Supplied data »
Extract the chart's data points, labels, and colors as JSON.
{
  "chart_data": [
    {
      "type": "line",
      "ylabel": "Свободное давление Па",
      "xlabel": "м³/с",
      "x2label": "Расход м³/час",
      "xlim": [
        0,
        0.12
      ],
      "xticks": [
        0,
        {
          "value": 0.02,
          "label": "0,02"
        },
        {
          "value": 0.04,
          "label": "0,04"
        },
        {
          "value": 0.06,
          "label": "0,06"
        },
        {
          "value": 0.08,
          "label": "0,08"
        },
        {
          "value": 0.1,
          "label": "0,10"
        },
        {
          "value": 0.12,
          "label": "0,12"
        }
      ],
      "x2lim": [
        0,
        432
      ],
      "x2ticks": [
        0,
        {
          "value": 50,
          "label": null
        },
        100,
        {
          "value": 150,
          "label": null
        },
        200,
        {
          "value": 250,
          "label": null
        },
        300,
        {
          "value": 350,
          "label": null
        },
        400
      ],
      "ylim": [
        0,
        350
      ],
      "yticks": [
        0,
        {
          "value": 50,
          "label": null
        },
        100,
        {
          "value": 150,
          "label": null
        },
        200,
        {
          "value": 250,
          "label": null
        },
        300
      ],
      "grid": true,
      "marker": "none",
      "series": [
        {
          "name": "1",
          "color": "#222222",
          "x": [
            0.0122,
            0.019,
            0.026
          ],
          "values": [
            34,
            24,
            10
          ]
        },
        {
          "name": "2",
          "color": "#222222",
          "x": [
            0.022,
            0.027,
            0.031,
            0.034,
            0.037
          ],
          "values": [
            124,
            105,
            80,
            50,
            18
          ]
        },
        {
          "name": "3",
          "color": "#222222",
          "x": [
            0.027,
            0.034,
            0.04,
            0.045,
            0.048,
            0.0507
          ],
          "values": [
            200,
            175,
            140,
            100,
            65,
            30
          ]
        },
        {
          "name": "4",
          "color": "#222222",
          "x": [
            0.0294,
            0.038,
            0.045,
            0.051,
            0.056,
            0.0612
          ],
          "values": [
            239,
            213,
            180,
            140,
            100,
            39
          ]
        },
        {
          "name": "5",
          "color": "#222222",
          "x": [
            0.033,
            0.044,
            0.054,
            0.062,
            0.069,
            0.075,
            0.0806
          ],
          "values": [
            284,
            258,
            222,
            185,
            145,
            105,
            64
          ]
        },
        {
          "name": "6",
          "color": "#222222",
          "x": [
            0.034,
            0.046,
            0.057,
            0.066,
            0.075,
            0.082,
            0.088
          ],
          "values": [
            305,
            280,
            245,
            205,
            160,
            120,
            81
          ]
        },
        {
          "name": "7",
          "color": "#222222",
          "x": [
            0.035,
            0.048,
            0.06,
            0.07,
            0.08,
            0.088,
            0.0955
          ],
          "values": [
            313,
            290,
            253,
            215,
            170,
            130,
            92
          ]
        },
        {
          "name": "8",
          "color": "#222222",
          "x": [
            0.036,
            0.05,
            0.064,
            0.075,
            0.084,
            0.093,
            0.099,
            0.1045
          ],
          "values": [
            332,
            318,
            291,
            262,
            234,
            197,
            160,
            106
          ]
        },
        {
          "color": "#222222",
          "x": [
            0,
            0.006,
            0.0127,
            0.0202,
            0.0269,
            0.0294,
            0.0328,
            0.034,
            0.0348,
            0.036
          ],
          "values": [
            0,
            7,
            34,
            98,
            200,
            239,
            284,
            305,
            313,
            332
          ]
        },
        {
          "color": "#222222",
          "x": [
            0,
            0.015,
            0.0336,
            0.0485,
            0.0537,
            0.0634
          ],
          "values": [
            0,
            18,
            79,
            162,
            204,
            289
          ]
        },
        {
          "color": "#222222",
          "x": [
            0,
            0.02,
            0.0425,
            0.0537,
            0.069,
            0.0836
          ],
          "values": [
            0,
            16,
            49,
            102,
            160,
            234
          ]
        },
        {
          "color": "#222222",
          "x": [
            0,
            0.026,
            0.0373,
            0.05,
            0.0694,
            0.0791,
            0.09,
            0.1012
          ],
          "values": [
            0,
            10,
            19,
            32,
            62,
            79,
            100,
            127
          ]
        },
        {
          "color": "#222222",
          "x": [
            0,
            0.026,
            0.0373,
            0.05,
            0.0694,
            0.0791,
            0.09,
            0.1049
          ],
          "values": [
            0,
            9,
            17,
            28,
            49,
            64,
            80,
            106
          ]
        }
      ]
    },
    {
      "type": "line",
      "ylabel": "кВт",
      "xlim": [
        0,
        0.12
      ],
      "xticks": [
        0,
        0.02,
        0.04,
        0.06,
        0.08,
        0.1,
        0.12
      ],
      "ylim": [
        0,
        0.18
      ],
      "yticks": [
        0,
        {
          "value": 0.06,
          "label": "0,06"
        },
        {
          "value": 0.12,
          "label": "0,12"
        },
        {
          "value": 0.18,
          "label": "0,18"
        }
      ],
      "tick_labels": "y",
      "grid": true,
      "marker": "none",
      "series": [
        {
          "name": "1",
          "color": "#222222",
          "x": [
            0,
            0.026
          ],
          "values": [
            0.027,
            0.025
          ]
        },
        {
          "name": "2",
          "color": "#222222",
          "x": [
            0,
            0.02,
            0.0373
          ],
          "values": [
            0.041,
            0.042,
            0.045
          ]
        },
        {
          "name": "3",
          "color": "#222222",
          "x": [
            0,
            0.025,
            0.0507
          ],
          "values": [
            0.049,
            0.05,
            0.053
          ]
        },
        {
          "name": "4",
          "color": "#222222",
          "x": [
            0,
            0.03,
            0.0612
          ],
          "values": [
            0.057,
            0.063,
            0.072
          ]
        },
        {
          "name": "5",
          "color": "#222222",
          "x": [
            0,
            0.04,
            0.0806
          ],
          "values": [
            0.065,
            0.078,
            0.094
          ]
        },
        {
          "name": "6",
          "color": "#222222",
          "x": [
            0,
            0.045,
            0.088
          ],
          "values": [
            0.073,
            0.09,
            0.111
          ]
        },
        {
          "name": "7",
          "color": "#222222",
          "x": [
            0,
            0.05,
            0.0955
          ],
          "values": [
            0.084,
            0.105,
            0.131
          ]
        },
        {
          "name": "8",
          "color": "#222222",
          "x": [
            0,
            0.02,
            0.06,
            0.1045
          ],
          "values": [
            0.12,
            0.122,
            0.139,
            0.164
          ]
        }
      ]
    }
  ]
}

Written instruction »
Copy all of the data. Keep every word exactly as it is.

Reply to the task »
Extract the chart's data points, labels, and colors as JSON.
{
  "chart_data": [
    {
      "type": "line",
      "ylabel": "Свободное давление Па",
      "xlabel": "м³/с",
      "x2label": "Расход м³/час",
      "xlim": [
        0,
        0.12
      ],
      "xticks": [
        0,
        {
          "value": 0.02,
          "label": "0,02"
        },
        {
          "value": 0.04,
          "label": "0,04"
        },
        {
          "value": 0.06,
          "label": "0,06"
        },
        {
          "value": 0.08,
          "label": "0,08"
        },
        {
          "value": 0.1,
          "label": "0,10"
        },
        {
          "value": 0.12,
          "label": "0,12"
        }
      ],
      "x2lim": [
        0,
        432
      ],
      "x2ticks": [
        0,
        {
          "value": 50,
          "label": null
        },
        100,
        {
          "value": 150,
          "label": null
        },
        200,
        {
          "value": 250,
          "label": null
        },
        300,
        {
          "value": 350,
          "label": null
        },
        400
      ],
      "ylim": [
        0,
        350
      ],
      "yticks": [
        0,
        {
          "value": 50,
          "label": null
        },
        100,
        {
          "value": 150,
          "label": null
        },
        200,
        {
          "value": 250,
          "label": null
        },
        300
      ],
      "grid": true,
      "marker": "none",
      "series": [
        {
          "name": "1",
          "color": "#222222",
          "x": [
            0.0122,
            0.019,
            0.026
          ],
          "values": [
            34,
            24,
            10
          ]
        },
        {
          "name": "2",
          "color": "#222222",
          "x": [
            0.022,
            0.027,
            0.031,
            0.034,
            0.037
          ],
          "values": [
            124,
            105,
            80,
            50,
            18
          ]
        },
        {
          "name": "3",
          "color": "#222222",
          "x": [
            0.027,
            0.034,
            0.04,
            0.045,
            0.048,
            0.0507
          ],
          "values": [
            200,
            175,
            140,
            100,
            65,
            30
          ]
        },
        {
          "name": "4",
          "color": "#222222",
          "x": [
            0.0294,
            0.038,
            0.045,
            0.051,
            0.056,
            0.0612
          ],
          "values": [
            239,
            213,
            180,
            140,
            100,
            39
          ]
        },
        {
          "name": "5",
          "color": "#222222",
          "x": [
            0.033,
            0.044,
            0.054,
            0.062,
            0.069,
            0.075,
            0.0806
          ],
          "values": [
            284,
            258,
            222,
            185,
            145,
            105,
            64
          ]
        },
        {
          "name": "6",
          "color": "#222222",
          "x": [
            0.034,
            0.046,
            0.057,
            0.066,
            0.075,
            0.082,
            0.088
          ],
          "values": [
            305,
            280,
            245,
            205,
            160,
            120,
            81
          ]
        },
        {
          "name": "7",
          "color": "#222222",
          "x": [
            0.035,
            0.048,
            0.06,
            0.07,
            0.08,
            0.088,
            0.0955
          ],
          "values": [
            313,
            290,
            253,
            215,
            170,
            130,
            92
          ]
        },
        {
          "name": "8",
          "color": "#222222",
          "x": [
            0.036,
            0.05,
            0.064,
            0.075,
            0.084,
            0.093,
            0.099,
            0.1045
          ],
          "values": [
            332,
            318,
            291,
            262,
            234,
            197,
            160,
            106
          ]
        },
        {
          "color": "#222222",
          "x": [
            0,
            0.006,
            0.0127,
            0.0202,
            0.0269,
            0.0294,
            0.0328,
            0.034,
            0.0348,
            0.036
          ],
          "values": [
            0,
            7,
            34,
            98,
            200,
            239,
            284,
            305,
            313,
            332
          ]
        },
        {
          "color": "#222222",
          "x": [
            0,
            0.015,
            0.0336,
            0.0485,
            0.0537,
            0.0634
          ],
          "values": [
            0,
            18,
            79,
            162,
            204,
            289
          ]
        },
        {
          "color": "#222222",
          "x": [
            0,
            0.02,
            0.0425,
            0.0537,
            0.069,
            0.0836
          ],
          "values": [
            0,
            16,
            49,
            102,
            160,
            234
          ]
        },
        {
          "color": "#222222",
          "x": [
            0,
            0.026,
            0.0373,
            0.05,
            0.0694,
            0.0791,
            0.09,
            0.1012
          ],
          "values": [
            0,
            10,
            19,
            32,
            62,
            79,
            100,
            127
          ]
        },
        {
          "color": "#222222",
          "x": [
            0,
            0.026,
            0.0373,
            0.05,
            0.0694,
            0.0791,
            0.09,
            0.1049
          ],
          "values": [
            0,
            9,
            17,
            28,
            49,
            64,
            80,
            106
          ]
        }
      ]
    },
    {
      "type": "line",
      "ylabel": "кВт",
      "xlim": [
        0,
        0.12
      ],
      "xticks": [
        0,
        0.02,
        0.04,
        0.06,
        0.08,
        0.1,
        0.12
      ],
      "ylim": [
        0,
        0.18
      ],
      "yticks": [
        0,
        {
          "value": 0.06,
          "label": "0,06"
        },
        {
          "value": 0.12,
          "label": "0,12"
        },
        {
          "value": 0.18,
          "label": "0,18"
        }
      ],
      "tick_labels": "y",
      "grid": true,
      "marker": "none",
      "series": [
        {
          "name": "1",
          "color": "#222222",
          "x": [
            0,
            0.026
          ],
          "values": [
            0.027,
            0.025
          ]
        },
        {
          "name": "2",
          "color": "#222222",
          "x": [
            0,
            0.02,
            0.0373
          ],
          "values": [
            0.041,
            0.042,
            0.045
          ]
        },
        {
          "name": "3",
          "color": "#222222",
          "x": [
            0,
            0.025,
            0.0507
          ],
          "values": [
            0.049,
            0.05,
            0.053
          ]
        },
        {
          "name": "4",
          "color": "#222222",
          "x": [
            0,
            0.03,
            0.0612
          ],
          "values": [
            0.057,
            0.063,
            0.072
          ]
        },
        {
          "name": "5",
          "color": "#222222",
          "x": [
            0,
            0.04,
            0.0806
          ],
          "values": [
            0.065,
            0.078,
            0.094
          ]
        },
        {
          "name": "6",
          "color": "#222222",
          "x": [
            0,
            0.045,
            0.088
          ],
          "values": [
            0.073,
            0.09,
            0.111
          ]
        },
        {
          "name": "7",
          "color": "#222222",
          "x": [
            0,
            0.05,
            0.0955
          ],
          "values": [
            0.084,
            0.105,
            0.131
          ]
        },
        {
          "name": "8",
          "color": "#222222",
          "x": [
            0,
            0.02,
            0.06,
            0.1045
          ],
          "values": [
            0.12,
            0.122,
            0.139,
            0.164
          ]
        }
      ]
    }
  ]
}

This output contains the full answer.